## DATASET CONTENT

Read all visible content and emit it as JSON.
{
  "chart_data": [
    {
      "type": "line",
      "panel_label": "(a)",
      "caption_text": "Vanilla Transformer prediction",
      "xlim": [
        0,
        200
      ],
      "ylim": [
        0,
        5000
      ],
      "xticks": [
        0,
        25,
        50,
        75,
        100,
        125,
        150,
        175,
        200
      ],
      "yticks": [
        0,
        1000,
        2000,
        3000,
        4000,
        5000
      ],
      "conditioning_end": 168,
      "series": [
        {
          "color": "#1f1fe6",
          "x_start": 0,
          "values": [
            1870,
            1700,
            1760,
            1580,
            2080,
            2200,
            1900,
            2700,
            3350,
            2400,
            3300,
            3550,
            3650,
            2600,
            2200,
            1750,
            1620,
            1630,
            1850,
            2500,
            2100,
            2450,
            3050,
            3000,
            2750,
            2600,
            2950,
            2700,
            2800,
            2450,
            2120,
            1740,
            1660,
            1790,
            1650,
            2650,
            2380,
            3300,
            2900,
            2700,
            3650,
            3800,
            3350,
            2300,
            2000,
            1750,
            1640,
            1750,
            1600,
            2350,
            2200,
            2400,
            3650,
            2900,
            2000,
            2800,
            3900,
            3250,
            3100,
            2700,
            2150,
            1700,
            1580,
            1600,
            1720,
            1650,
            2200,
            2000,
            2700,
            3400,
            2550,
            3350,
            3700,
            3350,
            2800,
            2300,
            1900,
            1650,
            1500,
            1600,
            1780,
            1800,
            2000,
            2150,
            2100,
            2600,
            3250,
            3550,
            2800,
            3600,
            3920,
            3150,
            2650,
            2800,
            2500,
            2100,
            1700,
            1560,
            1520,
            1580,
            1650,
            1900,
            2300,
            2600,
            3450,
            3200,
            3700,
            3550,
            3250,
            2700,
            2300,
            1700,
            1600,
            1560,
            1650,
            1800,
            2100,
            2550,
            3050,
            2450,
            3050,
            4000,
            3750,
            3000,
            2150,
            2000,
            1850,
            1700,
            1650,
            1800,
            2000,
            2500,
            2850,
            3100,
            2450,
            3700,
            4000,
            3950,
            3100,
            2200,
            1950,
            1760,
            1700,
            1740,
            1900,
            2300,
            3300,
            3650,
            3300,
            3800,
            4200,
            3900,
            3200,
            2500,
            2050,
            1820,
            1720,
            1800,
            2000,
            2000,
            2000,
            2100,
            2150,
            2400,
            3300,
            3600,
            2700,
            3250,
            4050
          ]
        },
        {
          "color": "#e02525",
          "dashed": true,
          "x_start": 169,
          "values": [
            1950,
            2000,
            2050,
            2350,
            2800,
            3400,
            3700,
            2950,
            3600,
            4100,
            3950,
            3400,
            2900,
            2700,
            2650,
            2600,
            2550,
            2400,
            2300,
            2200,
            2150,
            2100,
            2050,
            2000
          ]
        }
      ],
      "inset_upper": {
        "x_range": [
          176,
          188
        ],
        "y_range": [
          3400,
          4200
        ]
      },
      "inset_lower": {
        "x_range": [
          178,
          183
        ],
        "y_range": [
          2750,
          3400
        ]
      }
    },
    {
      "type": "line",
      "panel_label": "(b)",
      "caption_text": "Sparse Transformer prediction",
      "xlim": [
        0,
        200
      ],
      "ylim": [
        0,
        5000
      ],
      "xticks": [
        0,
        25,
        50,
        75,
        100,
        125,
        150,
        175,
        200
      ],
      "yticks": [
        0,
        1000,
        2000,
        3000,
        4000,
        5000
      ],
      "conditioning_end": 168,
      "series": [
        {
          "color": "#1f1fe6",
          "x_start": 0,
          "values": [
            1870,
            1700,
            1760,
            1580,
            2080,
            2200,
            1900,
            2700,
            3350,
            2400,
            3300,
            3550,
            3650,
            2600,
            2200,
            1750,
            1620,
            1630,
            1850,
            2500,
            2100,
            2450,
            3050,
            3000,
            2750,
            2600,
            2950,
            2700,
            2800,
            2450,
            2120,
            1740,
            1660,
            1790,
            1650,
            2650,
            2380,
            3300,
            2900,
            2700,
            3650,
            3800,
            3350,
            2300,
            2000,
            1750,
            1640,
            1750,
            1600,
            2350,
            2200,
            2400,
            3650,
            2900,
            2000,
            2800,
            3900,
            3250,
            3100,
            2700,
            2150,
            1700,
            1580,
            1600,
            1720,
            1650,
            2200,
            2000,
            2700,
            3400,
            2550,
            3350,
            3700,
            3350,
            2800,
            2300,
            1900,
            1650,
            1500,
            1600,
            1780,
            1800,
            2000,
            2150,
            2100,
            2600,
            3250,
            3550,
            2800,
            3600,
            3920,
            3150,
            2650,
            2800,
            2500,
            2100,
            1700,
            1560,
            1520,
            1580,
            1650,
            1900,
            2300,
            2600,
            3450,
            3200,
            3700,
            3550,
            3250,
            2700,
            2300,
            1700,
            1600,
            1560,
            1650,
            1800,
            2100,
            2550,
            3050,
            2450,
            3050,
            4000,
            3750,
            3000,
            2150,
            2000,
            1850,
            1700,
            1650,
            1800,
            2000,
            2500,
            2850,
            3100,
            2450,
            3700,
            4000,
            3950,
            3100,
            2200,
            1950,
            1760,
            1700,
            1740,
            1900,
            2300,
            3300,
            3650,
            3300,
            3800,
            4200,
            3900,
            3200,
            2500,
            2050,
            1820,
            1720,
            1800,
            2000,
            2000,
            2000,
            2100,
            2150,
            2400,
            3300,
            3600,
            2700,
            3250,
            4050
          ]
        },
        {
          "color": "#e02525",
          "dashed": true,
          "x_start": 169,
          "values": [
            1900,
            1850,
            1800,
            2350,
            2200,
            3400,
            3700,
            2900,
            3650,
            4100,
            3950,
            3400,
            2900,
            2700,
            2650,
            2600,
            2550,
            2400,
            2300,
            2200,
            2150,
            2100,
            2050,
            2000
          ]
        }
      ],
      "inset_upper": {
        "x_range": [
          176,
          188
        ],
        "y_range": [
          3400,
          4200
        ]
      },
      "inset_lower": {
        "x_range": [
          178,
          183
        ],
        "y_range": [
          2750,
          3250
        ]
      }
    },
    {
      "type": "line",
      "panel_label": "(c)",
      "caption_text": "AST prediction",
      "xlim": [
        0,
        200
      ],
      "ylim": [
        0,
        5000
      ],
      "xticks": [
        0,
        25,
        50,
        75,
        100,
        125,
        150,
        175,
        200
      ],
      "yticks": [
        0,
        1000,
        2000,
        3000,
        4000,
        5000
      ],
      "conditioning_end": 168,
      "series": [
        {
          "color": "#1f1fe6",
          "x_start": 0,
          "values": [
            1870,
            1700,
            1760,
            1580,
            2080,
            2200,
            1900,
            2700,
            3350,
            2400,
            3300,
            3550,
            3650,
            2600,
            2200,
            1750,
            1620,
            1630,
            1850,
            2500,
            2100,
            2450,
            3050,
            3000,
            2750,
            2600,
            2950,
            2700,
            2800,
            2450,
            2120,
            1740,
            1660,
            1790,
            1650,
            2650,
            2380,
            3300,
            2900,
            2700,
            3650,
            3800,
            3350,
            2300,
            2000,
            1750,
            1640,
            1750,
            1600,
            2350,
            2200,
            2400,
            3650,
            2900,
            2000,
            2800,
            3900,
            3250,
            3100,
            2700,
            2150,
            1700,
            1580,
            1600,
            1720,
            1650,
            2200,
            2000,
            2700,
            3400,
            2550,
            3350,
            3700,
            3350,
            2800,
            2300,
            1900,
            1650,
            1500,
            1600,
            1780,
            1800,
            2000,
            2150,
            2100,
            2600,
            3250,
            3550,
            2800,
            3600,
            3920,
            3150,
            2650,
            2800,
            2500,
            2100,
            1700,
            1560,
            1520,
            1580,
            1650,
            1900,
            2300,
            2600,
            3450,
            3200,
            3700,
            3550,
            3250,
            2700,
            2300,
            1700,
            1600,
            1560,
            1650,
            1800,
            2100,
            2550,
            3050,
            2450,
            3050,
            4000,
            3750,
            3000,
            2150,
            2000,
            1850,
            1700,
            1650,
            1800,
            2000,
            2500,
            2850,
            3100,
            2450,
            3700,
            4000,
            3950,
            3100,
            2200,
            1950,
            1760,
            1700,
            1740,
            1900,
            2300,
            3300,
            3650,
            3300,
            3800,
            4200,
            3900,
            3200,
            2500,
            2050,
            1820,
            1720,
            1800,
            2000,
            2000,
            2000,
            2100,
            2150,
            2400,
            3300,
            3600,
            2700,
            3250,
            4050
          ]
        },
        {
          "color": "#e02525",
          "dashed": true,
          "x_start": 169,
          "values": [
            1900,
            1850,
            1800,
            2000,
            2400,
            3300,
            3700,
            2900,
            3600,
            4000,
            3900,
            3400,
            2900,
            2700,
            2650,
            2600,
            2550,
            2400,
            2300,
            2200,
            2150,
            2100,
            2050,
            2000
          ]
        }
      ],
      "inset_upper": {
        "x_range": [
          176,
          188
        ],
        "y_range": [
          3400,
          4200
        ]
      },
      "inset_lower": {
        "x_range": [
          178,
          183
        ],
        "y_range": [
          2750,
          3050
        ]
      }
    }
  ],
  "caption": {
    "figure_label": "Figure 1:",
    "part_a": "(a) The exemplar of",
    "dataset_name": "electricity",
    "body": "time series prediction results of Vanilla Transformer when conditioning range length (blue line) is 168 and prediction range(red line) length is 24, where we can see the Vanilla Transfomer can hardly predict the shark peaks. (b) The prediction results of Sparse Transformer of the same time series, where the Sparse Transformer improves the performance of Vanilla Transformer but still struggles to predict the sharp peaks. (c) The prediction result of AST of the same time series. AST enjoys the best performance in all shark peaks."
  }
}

...

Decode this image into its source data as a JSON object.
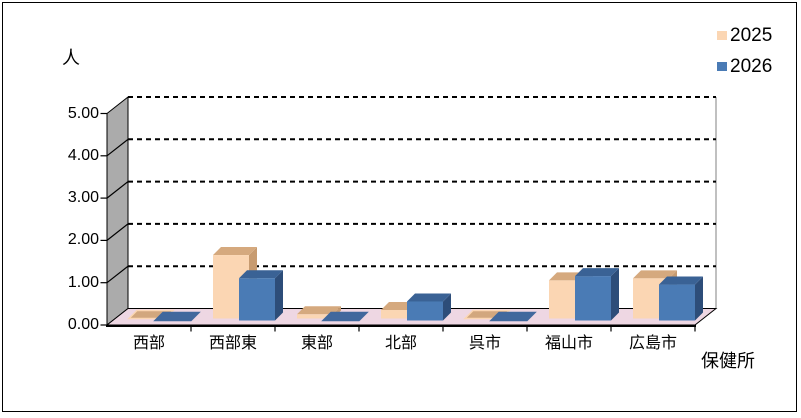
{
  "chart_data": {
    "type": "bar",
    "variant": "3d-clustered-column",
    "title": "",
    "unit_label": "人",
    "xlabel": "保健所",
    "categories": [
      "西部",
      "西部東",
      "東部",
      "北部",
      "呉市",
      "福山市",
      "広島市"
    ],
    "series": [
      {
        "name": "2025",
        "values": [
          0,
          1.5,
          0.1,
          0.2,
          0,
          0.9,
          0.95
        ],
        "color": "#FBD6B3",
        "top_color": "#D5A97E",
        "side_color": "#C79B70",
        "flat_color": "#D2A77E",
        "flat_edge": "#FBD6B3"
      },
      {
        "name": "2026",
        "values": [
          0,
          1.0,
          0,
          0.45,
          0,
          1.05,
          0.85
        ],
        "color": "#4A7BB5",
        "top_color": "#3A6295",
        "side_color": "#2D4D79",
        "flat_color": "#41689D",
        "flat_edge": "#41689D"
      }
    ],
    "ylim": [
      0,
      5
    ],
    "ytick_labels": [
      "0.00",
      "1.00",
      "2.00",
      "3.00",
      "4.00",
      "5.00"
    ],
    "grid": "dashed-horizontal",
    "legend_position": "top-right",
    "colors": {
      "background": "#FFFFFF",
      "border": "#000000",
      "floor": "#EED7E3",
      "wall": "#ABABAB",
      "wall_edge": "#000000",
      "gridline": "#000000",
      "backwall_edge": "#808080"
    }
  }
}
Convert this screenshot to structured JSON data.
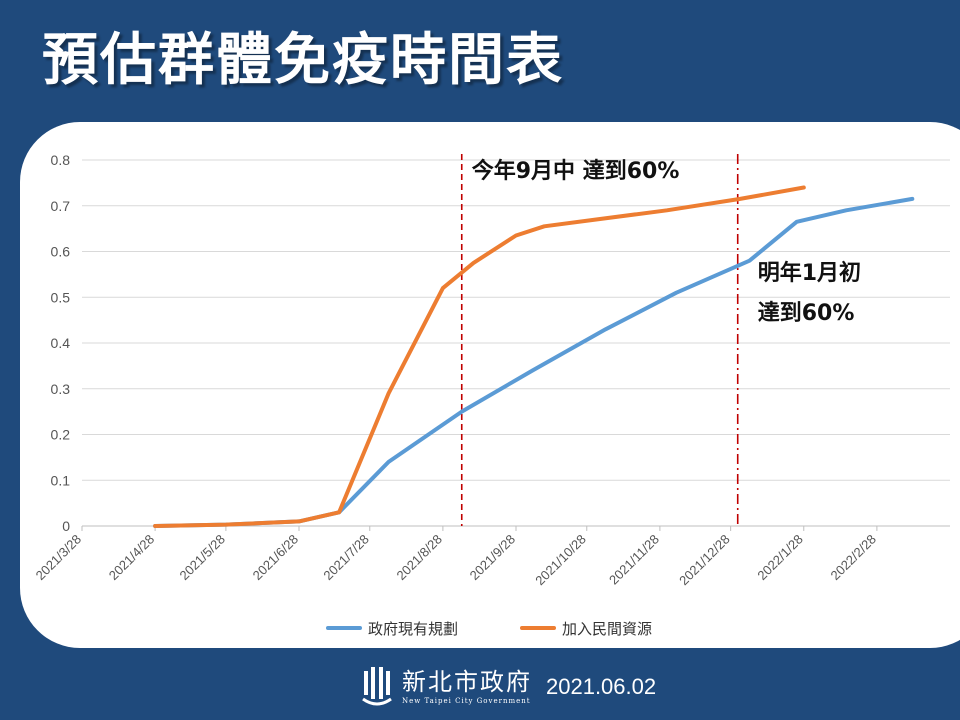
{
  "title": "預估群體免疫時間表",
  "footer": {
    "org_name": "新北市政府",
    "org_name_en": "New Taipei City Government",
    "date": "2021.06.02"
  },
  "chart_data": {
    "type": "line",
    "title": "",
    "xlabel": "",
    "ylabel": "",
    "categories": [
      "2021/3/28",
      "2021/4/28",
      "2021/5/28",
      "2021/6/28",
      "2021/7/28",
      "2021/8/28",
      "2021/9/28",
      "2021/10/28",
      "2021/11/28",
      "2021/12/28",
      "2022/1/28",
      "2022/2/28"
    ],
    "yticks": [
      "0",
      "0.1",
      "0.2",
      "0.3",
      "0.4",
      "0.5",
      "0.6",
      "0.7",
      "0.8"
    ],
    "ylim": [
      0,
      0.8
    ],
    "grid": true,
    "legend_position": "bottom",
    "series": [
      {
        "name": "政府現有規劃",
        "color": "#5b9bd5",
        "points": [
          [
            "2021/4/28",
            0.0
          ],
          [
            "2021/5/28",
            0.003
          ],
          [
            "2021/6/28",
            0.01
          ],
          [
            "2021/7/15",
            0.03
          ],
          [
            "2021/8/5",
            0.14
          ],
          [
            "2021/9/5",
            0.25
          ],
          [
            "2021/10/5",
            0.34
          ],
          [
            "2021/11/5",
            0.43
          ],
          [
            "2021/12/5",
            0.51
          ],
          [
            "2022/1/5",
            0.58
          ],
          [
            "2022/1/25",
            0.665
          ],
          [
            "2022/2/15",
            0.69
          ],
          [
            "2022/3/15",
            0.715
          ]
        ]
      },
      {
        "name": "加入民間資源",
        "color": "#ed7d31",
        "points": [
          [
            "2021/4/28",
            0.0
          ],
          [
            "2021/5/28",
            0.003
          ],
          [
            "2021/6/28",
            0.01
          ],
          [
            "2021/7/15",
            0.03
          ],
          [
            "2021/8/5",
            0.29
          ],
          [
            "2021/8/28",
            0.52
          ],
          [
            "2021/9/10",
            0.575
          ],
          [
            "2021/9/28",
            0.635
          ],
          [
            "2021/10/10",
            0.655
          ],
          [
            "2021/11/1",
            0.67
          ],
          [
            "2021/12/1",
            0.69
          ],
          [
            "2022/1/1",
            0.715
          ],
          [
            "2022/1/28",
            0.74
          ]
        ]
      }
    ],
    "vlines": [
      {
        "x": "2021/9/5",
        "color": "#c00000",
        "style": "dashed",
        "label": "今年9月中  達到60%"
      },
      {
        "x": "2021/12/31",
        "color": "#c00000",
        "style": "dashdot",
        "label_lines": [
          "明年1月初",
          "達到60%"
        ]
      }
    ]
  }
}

## YOUR GOAL
In the entries above, some lines may contain the string "prediction"; report how many, without additional comment.

## FINAL ANSWER
4